━━ RECORDS FOR THIS EXERCISE

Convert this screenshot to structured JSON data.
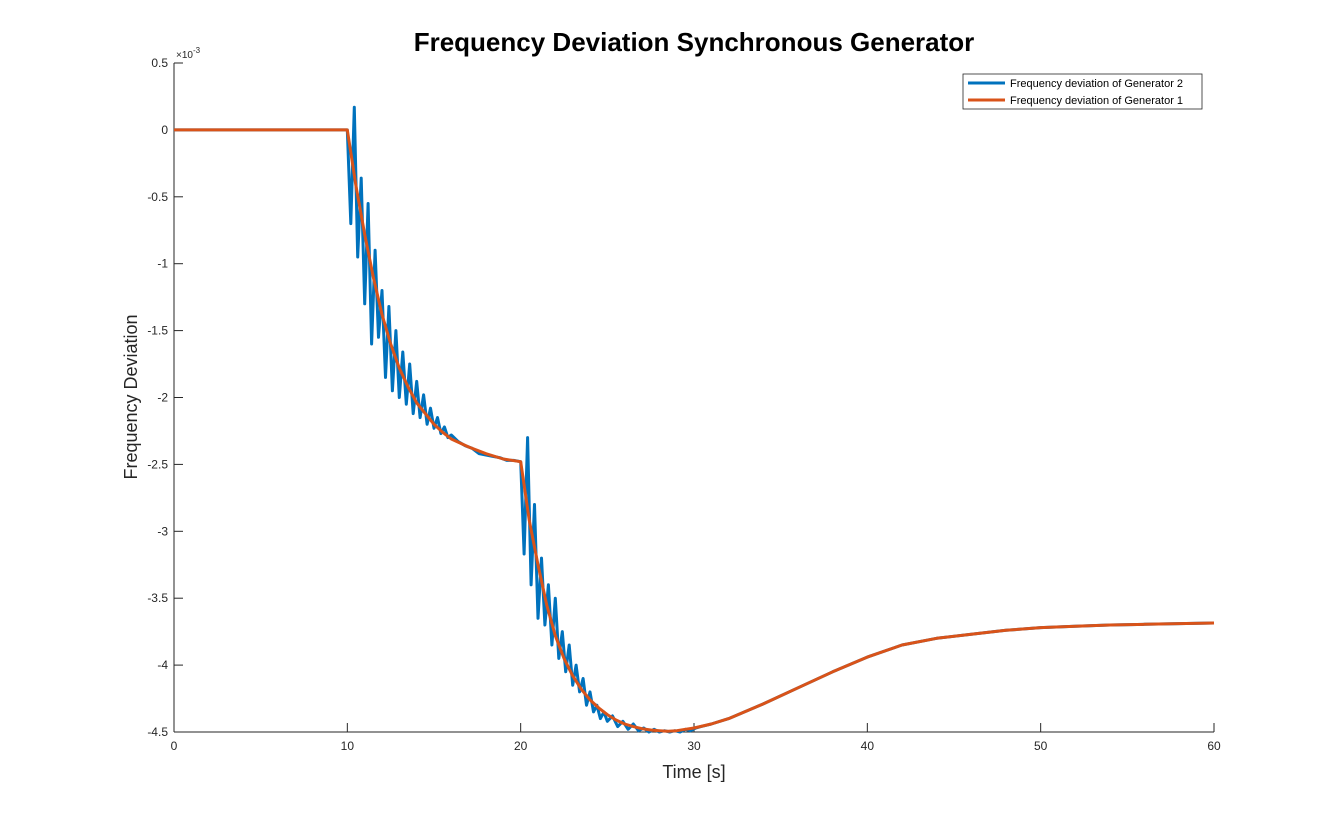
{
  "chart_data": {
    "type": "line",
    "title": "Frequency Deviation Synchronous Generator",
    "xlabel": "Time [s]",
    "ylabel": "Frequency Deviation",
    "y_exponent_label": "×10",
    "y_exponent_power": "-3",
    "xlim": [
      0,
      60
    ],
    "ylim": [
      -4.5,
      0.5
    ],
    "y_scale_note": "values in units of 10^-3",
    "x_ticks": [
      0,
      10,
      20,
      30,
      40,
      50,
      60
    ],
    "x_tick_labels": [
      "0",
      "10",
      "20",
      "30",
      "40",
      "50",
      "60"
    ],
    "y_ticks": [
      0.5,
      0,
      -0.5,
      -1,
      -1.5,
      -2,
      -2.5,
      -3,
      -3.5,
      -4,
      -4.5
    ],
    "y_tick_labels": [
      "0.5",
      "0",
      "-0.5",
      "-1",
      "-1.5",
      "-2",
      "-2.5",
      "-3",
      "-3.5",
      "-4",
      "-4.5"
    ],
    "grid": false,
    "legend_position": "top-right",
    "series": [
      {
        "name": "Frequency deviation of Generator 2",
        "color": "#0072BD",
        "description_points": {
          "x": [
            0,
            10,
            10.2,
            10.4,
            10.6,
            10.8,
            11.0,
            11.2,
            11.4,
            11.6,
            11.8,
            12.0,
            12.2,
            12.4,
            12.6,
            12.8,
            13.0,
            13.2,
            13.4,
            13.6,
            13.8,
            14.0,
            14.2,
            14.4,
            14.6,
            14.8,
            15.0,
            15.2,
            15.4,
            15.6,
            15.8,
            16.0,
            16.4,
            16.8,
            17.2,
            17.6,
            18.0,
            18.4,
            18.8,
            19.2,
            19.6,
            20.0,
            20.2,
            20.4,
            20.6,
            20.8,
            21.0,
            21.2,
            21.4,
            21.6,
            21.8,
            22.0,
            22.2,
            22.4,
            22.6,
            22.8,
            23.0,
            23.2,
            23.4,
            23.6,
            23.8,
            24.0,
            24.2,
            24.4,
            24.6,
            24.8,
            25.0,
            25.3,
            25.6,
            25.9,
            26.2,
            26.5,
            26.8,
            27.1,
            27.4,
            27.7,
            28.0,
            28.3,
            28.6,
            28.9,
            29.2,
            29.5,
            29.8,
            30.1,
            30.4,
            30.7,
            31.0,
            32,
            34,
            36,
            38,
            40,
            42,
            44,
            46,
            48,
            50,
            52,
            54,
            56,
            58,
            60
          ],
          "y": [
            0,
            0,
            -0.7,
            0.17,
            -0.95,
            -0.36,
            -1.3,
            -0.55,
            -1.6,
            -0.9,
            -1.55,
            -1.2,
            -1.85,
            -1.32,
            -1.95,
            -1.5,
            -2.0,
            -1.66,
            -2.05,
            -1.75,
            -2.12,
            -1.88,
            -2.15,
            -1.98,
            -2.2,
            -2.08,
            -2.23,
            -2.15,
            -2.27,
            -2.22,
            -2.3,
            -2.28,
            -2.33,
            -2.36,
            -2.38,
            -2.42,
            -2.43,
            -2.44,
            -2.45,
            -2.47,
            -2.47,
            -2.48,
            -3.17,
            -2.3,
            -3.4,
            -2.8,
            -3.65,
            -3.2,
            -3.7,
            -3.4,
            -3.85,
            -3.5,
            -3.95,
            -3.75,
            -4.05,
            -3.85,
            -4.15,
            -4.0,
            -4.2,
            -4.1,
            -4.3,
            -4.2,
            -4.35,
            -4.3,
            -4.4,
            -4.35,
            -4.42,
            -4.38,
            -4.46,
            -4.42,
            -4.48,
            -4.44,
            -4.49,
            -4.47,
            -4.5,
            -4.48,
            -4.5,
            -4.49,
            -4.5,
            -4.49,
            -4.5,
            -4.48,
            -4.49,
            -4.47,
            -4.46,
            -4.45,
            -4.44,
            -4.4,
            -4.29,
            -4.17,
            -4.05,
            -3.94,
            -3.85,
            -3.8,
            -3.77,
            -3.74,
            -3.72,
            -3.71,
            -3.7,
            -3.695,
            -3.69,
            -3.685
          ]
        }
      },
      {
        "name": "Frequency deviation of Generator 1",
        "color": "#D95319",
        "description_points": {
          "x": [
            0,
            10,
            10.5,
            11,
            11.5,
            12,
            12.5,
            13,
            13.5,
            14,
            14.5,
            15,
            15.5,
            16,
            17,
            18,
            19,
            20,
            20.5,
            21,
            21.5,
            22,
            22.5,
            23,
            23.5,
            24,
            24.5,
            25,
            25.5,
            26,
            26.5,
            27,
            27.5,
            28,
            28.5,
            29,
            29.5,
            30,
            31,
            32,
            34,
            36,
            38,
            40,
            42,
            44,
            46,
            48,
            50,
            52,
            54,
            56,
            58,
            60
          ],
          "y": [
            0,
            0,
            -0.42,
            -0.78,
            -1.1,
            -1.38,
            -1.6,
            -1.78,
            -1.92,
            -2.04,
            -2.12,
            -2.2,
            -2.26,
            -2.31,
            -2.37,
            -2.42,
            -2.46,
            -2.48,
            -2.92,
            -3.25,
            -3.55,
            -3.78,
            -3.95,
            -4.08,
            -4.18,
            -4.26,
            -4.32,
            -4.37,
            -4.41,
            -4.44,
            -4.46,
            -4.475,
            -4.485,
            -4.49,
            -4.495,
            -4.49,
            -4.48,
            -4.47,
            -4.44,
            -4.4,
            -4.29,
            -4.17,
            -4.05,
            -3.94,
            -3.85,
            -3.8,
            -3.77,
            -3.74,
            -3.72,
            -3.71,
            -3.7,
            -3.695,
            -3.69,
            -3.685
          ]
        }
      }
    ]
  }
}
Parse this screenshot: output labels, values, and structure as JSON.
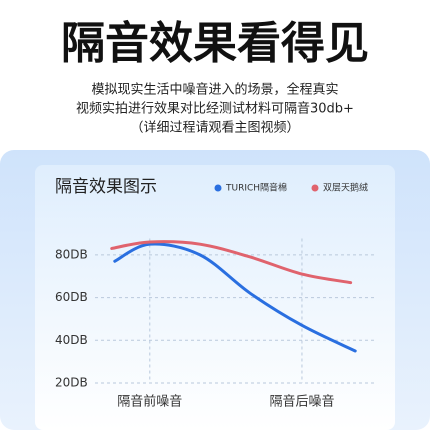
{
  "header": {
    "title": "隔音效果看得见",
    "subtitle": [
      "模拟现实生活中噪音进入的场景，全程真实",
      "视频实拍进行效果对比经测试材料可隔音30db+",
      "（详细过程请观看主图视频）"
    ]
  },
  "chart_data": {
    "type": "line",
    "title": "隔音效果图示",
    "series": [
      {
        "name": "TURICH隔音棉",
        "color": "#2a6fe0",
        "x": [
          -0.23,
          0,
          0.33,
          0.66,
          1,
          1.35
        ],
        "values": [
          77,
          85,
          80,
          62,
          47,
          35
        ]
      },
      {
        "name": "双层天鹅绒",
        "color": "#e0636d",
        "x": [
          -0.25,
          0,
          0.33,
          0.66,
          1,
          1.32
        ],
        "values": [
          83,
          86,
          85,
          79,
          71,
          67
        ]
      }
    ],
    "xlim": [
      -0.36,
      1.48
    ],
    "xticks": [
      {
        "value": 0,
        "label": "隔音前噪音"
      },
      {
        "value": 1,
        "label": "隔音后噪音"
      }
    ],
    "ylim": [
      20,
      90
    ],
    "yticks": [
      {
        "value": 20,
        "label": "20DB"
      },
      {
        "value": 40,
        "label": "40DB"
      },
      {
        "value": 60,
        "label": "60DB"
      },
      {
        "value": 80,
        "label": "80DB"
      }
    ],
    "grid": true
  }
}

━━━━
━━ RECORDS FOR THIS EXERCISE

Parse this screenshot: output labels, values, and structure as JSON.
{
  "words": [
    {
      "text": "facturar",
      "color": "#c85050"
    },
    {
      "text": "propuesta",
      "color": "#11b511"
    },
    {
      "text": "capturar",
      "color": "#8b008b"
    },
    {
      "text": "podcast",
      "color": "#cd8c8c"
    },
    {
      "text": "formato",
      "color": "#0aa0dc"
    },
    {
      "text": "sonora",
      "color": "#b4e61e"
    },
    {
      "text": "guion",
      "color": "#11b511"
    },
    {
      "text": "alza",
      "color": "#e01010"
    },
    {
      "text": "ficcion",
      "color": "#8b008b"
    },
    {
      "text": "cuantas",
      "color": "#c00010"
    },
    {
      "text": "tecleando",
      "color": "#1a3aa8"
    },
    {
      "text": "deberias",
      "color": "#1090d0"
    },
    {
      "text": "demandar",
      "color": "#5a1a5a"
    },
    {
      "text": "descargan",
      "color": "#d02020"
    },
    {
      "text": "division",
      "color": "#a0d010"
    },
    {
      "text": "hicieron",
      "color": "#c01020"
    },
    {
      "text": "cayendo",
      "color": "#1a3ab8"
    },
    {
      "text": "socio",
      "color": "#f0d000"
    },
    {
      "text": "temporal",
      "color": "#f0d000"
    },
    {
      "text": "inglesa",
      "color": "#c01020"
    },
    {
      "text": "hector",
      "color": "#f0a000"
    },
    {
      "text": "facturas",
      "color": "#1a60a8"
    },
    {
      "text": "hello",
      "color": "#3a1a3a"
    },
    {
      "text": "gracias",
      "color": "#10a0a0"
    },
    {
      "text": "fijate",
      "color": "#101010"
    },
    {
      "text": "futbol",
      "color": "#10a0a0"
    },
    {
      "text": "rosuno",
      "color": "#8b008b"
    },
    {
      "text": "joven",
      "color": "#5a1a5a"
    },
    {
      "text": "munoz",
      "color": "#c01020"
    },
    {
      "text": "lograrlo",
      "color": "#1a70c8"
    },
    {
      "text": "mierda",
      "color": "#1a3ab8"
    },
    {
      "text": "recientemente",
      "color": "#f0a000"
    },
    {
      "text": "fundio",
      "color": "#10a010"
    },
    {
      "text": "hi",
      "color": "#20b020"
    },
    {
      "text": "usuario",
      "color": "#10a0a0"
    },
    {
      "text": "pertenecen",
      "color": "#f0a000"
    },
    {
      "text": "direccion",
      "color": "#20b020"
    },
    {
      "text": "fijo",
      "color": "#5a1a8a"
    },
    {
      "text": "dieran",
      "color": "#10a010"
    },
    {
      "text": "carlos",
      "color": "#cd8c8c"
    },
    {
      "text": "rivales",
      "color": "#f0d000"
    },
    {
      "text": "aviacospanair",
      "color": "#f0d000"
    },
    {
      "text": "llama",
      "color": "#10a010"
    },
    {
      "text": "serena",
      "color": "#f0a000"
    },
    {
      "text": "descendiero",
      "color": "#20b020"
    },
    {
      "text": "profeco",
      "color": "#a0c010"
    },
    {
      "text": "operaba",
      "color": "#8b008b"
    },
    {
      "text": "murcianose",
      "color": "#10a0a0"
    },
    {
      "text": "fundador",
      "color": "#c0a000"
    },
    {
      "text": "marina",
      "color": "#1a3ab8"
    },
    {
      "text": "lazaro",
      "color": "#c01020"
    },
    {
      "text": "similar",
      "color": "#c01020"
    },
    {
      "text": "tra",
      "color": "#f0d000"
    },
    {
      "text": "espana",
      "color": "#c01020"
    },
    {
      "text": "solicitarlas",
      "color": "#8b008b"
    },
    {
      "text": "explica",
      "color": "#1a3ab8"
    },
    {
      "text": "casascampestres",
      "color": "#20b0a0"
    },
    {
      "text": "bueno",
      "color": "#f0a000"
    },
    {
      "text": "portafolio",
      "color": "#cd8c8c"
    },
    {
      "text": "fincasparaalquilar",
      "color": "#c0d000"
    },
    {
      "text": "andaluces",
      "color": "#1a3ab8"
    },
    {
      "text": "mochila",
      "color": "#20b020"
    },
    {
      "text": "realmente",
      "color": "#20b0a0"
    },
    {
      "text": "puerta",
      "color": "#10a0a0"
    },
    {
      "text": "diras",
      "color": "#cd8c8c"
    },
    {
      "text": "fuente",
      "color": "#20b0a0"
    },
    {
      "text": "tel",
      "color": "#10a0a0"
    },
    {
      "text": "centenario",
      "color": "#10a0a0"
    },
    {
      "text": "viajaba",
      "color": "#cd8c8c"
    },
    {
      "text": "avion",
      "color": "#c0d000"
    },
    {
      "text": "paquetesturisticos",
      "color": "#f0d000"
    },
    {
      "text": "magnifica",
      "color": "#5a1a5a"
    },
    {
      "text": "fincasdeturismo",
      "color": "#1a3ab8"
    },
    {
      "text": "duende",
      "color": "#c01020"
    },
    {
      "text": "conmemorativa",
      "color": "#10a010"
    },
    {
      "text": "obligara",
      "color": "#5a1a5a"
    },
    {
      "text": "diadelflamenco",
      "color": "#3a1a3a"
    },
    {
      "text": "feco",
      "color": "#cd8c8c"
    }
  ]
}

━━━━

#### YOUR TASK:
Which lines of the material contain the string "Generator"? List each of them.

#### EXERCISE RESULT:
    "title": "Frequency Deviation Synchronous Generator",
        "name": "Frequency deviation of Generator 2",
        "name": "Frequency deviation of Generator 1",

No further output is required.